### Stated task
Reproduce every entry exactly and leave its pictures out.

### Exercise input
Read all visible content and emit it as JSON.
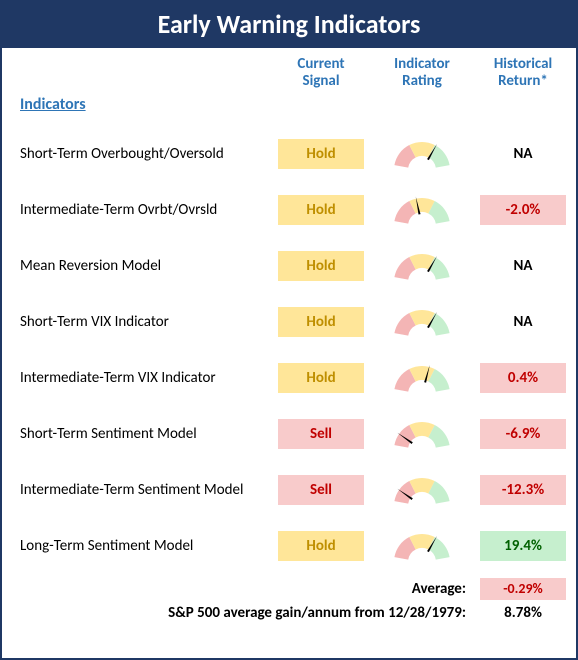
{
  "title": "Early Warning Indicators",
  "headers": {
    "signal": "Current Signal",
    "rating": "Indicator Rating",
    "return": "Historical Return*"
  },
  "section_label": "Indicators",
  "colors": {
    "hold_bg": "#ffe699",
    "hold_text": "#bf8f00",
    "sell_bg": "#f8cbcb",
    "sell_text": "#c00000",
    "pos_bg": "#c6efce",
    "pos_text": "#006100",
    "neg_bg": "#f8cbcb",
    "neg_text": "#c00000",
    "na_text": "#000000",
    "gauge_red": "#f4b5b5",
    "gauge_yellow": "#ffe699",
    "gauge_green": "#c6efce",
    "needle": "#000000"
  },
  "rows": [
    {
      "label": "Short-Term Overbought/Oversold",
      "signal": "Hold",
      "signal_type": "hold",
      "needle_angle": 30,
      "return": "NA",
      "return_type": "na"
    },
    {
      "label": "Intermediate-Term Ovrbt/Ovrsld",
      "signal": "Hold",
      "signal_type": "hold",
      "needle_angle": -12,
      "return": "-2.0%",
      "return_type": "neg"
    },
    {
      "label": "Mean Reversion Model",
      "signal": "Hold",
      "signal_type": "hold",
      "needle_angle": 30,
      "return": "NA",
      "return_type": "na"
    },
    {
      "label": "Short-Term VIX Indicator",
      "signal": "Hold",
      "signal_type": "hold",
      "needle_angle": 30,
      "return": "NA",
      "return_type": "na"
    },
    {
      "label": "Intermediate-Term VIX Indicator",
      "signal": "Hold",
      "signal_type": "hold",
      "needle_angle": 15,
      "return": "0.4%",
      "return_type": "neg"
    },
    {
      "label": "Short-Term Sentiment Model",
      "signal": "Sell",
      "signal_type": "sell",
      "needle_angle": -55,
      "return": "-6.9%",
      "return_type": "neg"
    },
    {
      "label": "Intermediate-Term Sentiment Model",
      "signal": "Sell",
      "signal_type": "sell",
      "needle_angle": -55,
      "return": "-12.3%",
      "return_type": "neg"
    },
    {
      "label": "Long-Term Sentiment Model",
      "signal": "Hold",
      "signal_type": "hold",
      "needle_angle": 30,
      "return": "19.4%",
      "return_type": "pos"
    }
  ],
  "average": {
    "label": "Average:",
    "value": "-0.29%",
    "type": "neg"
  },
  "footnote": {
    "label": "S&P 500 average gain/annum from 12/28/1979:",
    "value": "8.78%"
  }
}
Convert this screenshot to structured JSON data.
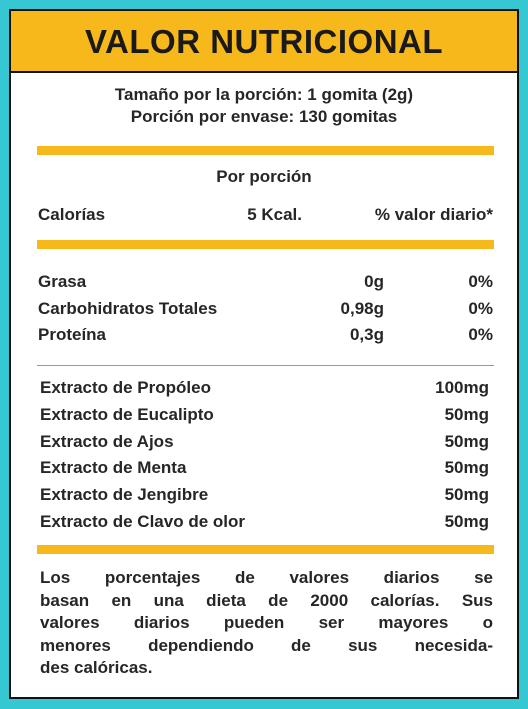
{
  "header": {
    "title": "VALOR NUTRICIONAL"
  },
  "serving": [
    "Tamaño por la porción: 1 gomita (2g)",
    "Porción por envase: 130 gomitas"
  ],
  "per_serving": "Por porción",
  "calories": {
    "label": "Calorías",
    "value": "5 Kcal.",
    "daily_value_header": "% valor diario*"
  },
  "nutrients": [
    {
      "name": "Grasa",
      "amount": "0g",
      "daily_value": "0%"
    },
    {
      "name": "Carbohidratos Totales",
      "amount": "0,98g",
      "daily_value": "0%"
    },
    {
      "name": "Proteína",
      "amount": "0,3g",
      "daily_value": "0%"
    }
  ],
  "extracts": [
    {
      "name": "Extracto de Propóleo",
      "amount": "100mg"
    },
    {
      "name": "Extracto de Eucalipto",
      "amount": "50mg"
    },
    {
      "name": "Extracto de Ajos",
      "amount": "50mg"
    },
    {
      "name": "Extracto de Menta",
      "amount": "50mg"
    },
    {
      "name": "Extracto de Jengibre",
      "amount": "50mg"
    },
    {
      "name": "Extracto de Clavo de olor",
      "amount": "50mg"
    }
  ],
  "footnote": [
    "Los porcentajes de valores diarios se",
    "basan en una dieta de 2000 calorías. Sus",
    "valores diarios pueden ser mayores o",
    "menores dependiendo de sus necesida-",
    "des calóricas."
  ]
}
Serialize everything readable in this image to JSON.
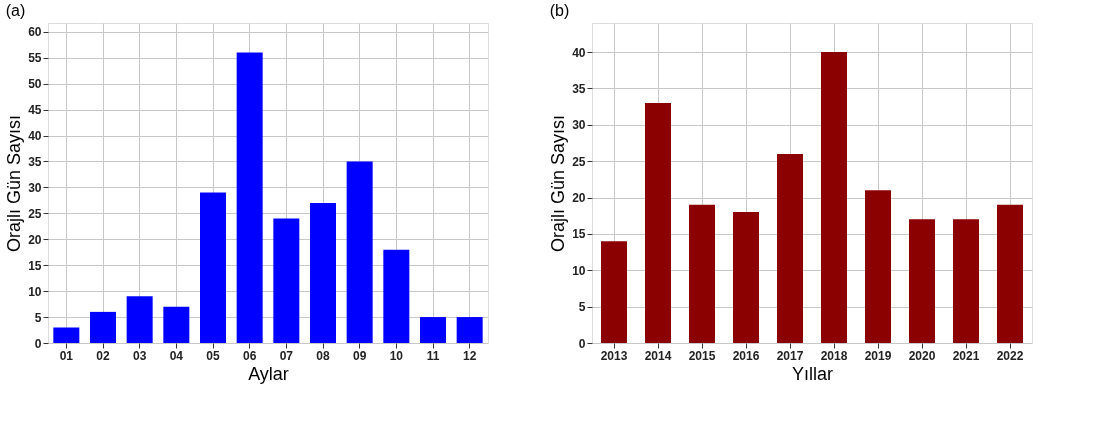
{
  "chart_data": [
    {
      "type": "bar",
      "title": "(a)",
      "xlabel": "Aylar",
      "ylabel": "Orajlı Gün Sayısı",
      "categories": [
        "01",
        "02",
        "03",
        "04",
        "05",
        "06",
        "07",
        "08",
        "09",
        "10",
        "11",
        "12"
      ],
      "series": [
        {
          "color": "#0000ff",
          "values": [
            3,
            6,
            9,
            7,
            29,
            56,
            24,
            27,
            35,
            18,
            5,
            5
          ]
        }
      ],
      "ylim": [
        0,
        61.7
      ],
      "yticks": [
        0,
        5,
        10,
        15,
        20,
        25,
        30,
        35,
        40,
        45,
        50,
        55,
        60
      ],
      "grid": true,
      "legend": false
    },
    {
      "type": "bar",
      "title": "(b)",
      "xlabel": "Yıllar",
      "ylabel": "Orajlı Gün Sayısı",
      "categories": [
        "2013",
        "2014",
        "2015",
        "2016",
        "2017",
        "2018",
        "2019",
        "2020",
        "2021",
        "2022"
      ],
      "series": [
        {
          "color": "#8b0000",
          "values": [
            14,
            33,
            19,
            18,
            26,
            40,
            21,
            17,
            17,
            19
          ]
        }
      ],
      "ylim": [
        0,
        44
      ],
      "yticks": [
        0,
        5,
        10,
        15,
        20,
        25,
        30,
        35,
        40
      ],
      "grid": true,
      "legend": false
    }
  ]
}
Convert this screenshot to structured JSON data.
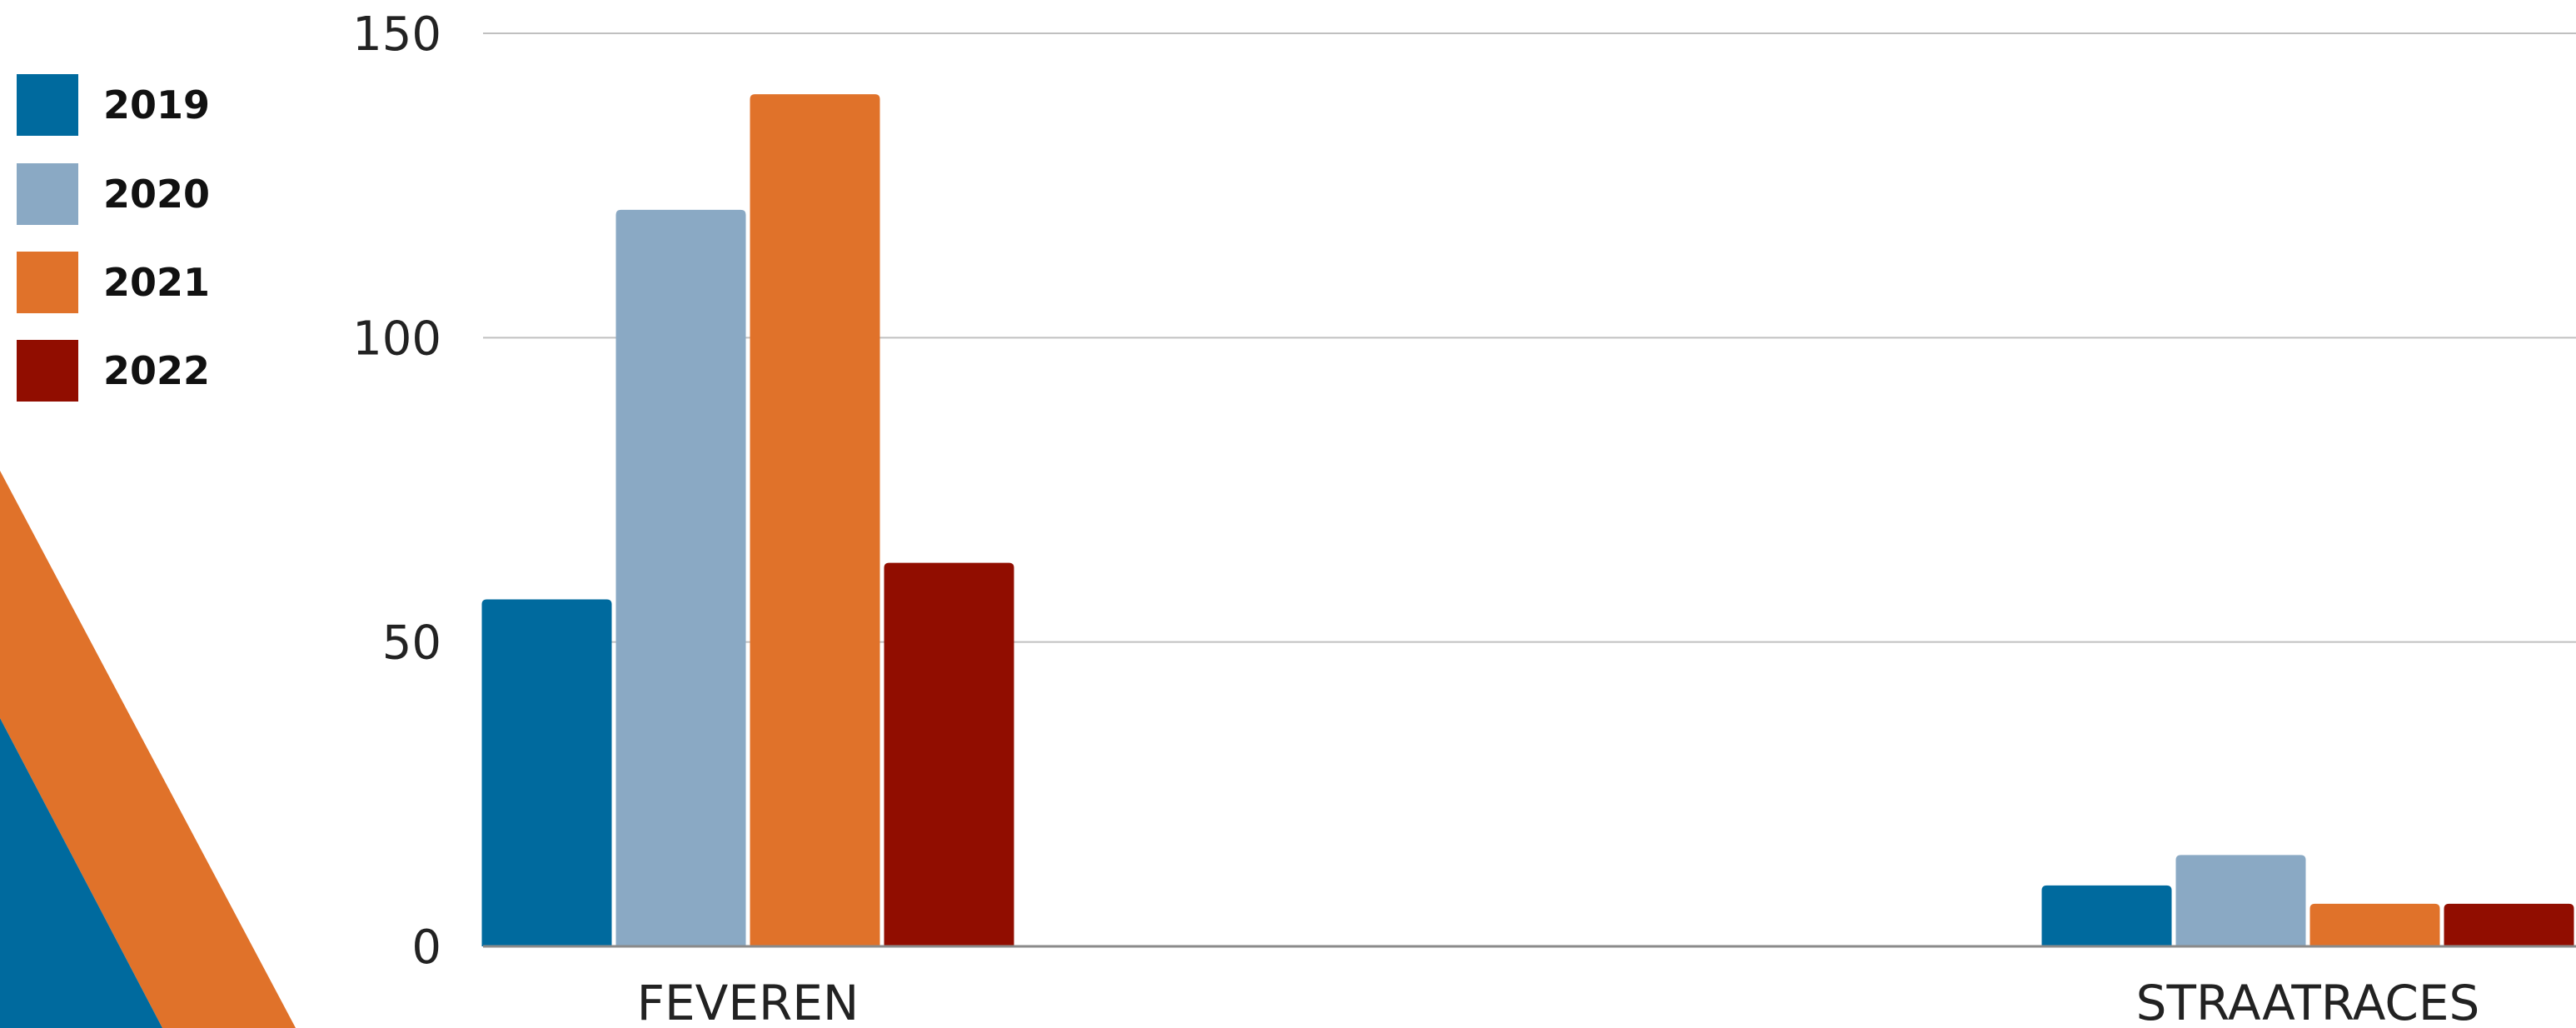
{
  "chart_data": {
    "type": "bar",
    "categories": [
      "FEVEREN",
      "STRAATRACES"
    ],
    "series": [
      {
        "name": "2019",
        "values": [
          57,
          10
        ]
      },
      {
        "name": "2020",
        "values": [
          121,
          15
        ]
      },
      {
        "name": "2021",
        "values": [
          140,
          7
        ]
      },
      {
        "name": "2022",
        "values": [
          63,
          7
        ]
      }
    ],
    "ylim": [
      0,
      150
    ],
    "yticks": [
      0,
      50,
      100,
      150
    ],
    "grid": true,
    "legend_position": "left",
    "title": "",
    "xlabel": "",
    "ylabel": ""
  },
  "colors": {
    "2019": "#006a9e",
    "2020": "#8aa9c4",
    "2021": "#e0722a",
    "2022": "#910d00",
    "grid": "#c0c0c0",
    "axis": "#8a8a8a",
    "decor_orange": "#e0722a",
    "decor_blue": "#006a9e"
  }
}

### Output of the exercise
Read all visible content and emit it as JSON.
{
  "title": "Early Warning Indicators",
  "headers": {
    "signal": "Current Signal",
    "rating": "Indicator Rating",
    "return": "Historical Return*"
  },
  "section_label": "Indicators",
  "colors": {
    "hold_bg": "#ffe699",
    "hold_text": "#bf8f00",
    "sell_bg": "#f8cbcb",
    "sell_text": "#c00000",
    "pos_bg": "#c6efce",
    "pos_text": "#006100",
    "neg_bg": "#f8cbcb",
    "neg_text": "#c00000",
    "na_text": "#000000",
    "gauge_red": "#f4b5b5",
    "gauge_yellow": "#ffe699",
    "gauge_green": "#c6efce",
    "needle": "#000000"
  },
  "rows": [
    {
      "label": "Short-Term Overbought/Oversold",
      "signal": "Hold",
      "signal_type": "hold",
      "needle_angle": 30,
      "return": "NA",
      "return_type": "na"
    },
    {
      "label": "Intermediate-Term Ovrbt/Ovrsld",
      "signal": "Hold",
      "signal_type": "hold",
      "needle_angle": -12,
      "return": "-2.0%",
      "return_type": "neg"
    },
    {
      "label": "Mean Reversion Model",
      "signal": "Hold",
      "signal_type": "hold",
      "needle_angle": 30,
      "return": "NA",
      "return_type": "na"
    },
    {
      "label": "Short-Term VIX Indicator",
      "signal": "Hold",
      "signal_type": "hold",
      "needle_angle": 30,
      "return": "NA",
      "return_type": "na"
    },
    {
      "label": "Intermediate-Term VIX Indicator",
      "signal": "Hold",
      "signal_type": "hold",
      "needle_angle": 15,
      "return": "0.4%",
      "return_type": "neg"
    },
    {
      "label": "Short-Term Sentiment Model",
      "signal": "Sell",
      "signal_type": "sell",
      "needle_angle": -55,
      "return": "-6.9%",
      "return_type": "neg"
    },
    {
      "label": "Intermediate-Term Sentiment Model",
      "signal": "Sell",
      "signal_type": "sell",
      "needle_angle": -55,
      "return": "-12.3%",
      "return_type": "neg"
    },
    {
      "label": "Long-Term Sentiment Model",
      "signal": "Hold",
      "signal_type": "hold",
      "needle_angle": 30,
      "return": "19.4%",
      "return_type": "pos"
    }
  ],
  "average": {
    "label": "Average:",
    "value": "-0.29%",
    "type": "neg"
  },
  "footnote": {
    "label": "S&P 500 average gain/annum from 12/28/1979:",
    "value": "8.78%"
  }
}
Convert this screenshot to structured JSON data.
{
  "header": {
    "title": "VALOR NUTRICIONAL"
  },
  "serving": [
    "Tamaño por la porción: 1 gomita (2g)",
    "Porción por envase: 130 gomitas"
  ],
  "per_serving": "Por porción",
  "calories": {
    "label": "Calorías",
    "value": "5 Kcal.",
    "daily_value_header": "% valor diario*"
  },
  "nutrients": [
    {
      "name": "Grasa",
      "amount": "0g",
      "daily_value": "0%"
    },
    {
      "name": "Carbohidratos Totales",
      "amount": "0,98g",
      "daily_value": "0%"
    },
    {
      "name": "Proteína",
      "amount": "0,3g",
      "daily_value": "0%"
    }
  ],
  "extracts": [
    {
      "name": "Extracto de Propóleo",
      "amount": "100mg"
    },
    {
      "name": "Extracto de Eucalipto",
      "amount": "50mg"
    },
    {
      "name": "Extracto de Ajos",
      "amount": "50mg"
    },
    {
      "name": "Extracto de Menta",
      "amount": "50mg"
    },
    {
      "name": "Extracto de Jengibre",
      "amount": "50mg"
    },
    {
      "name": "Extracto de Clavo de olor",
      "amount": "50mg"
    }
  ],
  "footnote": [
    "Los porcentajes de valores diarios se",
    "basan en una dieta de 2000 calorías. Sus",
    "valores diarios pueden ser mayores o",
    "menores dependiendo de sus necesida-",
    "des calóricas."
  ]
}
Serialize everything readable in this image to JSON.
{
  "chart_data": [
    {
      "type": "bar",
      "title": "(a)",
      "xlabel": "Aylar",
      "ylabel": "Orajlı Gün Sayısı",
      "categories": [
        "01",
        "02",
        "03",
        "04",
        "05",
        "06",
        "07",
        "08",
        "09",
        "10",
        "11",
        "12"
      ],
      "series": [
        {
          "color": "#0000ff",
          "values": [
            3,
            6,
            9,
            7,
            29,
            56,
            24,
            27,
            35,
            18,
            5,
            5
          ]
        }
      ],
      "ylim": [
        0,
        61.7
      ],
      "yticks": [
        0,
        5,
        10,
        15,
        20,
        25,
        30,
        35,
        40,
        45,
        50,
        55,
        60
      ],
      "grid": true,
      "legend": false
    },
    {
      "type": "bar",
      "title": "(b)",
      "xlabel": "Yıllar",
      "ylabel": "Orajlı Gün Sayısı",
      "categories": [
        "2013",
        "2014",
        "2015",
        "2016",
        "2017",
        "2018",
        "2019",
        "2020",
        "2021",
        "2022"
      ],
      "series": [
        {
          "color": "#8b0000",
          "values": [
            14,
            33,
            19,
            18,
            26,
            40,
            21,
            17,
            17,
            19
          ]
        }
      ],
      "ylim": [
        0,
        44
      ],
      "yticks": [
        0,
        5,
        10,
        15,
        20,
        25,
        30,
        35,
        40
      ],
      "grid": true,
      "legend": false
    }
  ]
}
Convert this screenshot to structured JSON data.
{
  "chart_data": {
    "type": "bar",
    "categories": [
      "FEVEREN",
      "STRAATRACES"
    ],
    "series": [
      {
        "name": "2019",
        "values": [
          57,
          10
        ]
      },
      {
        "name": "2020",
        "values": [
          121,
          15
        ]
      },
      {
        "name": "2021",
        "values": [
          140,
          7
        ]
      },
      {
        "name": "2022",
        "values": [
          63,
          7
        ]
      }
    ],
    "ylim": [
      0,
      150
    ],
    "yticks": [
      0,
      50,
      100,
      150
    ],
    "grid": true,
    "legend_position": "left",
    "title": "",
    "xlabel": "",
    "ylabel": ""
  },
  "colors": {
    "2019": "#006a9e",
    "2020": "#8aa9c4",
    "2021": "#e0722a",
    "2022": "#910d00",
    "grid": "#c0c0c0",
    "axis": "#8a8a8a",
    "decor_orange": "#e0722a",
    "decor_blue": "#006a9e"
  }
}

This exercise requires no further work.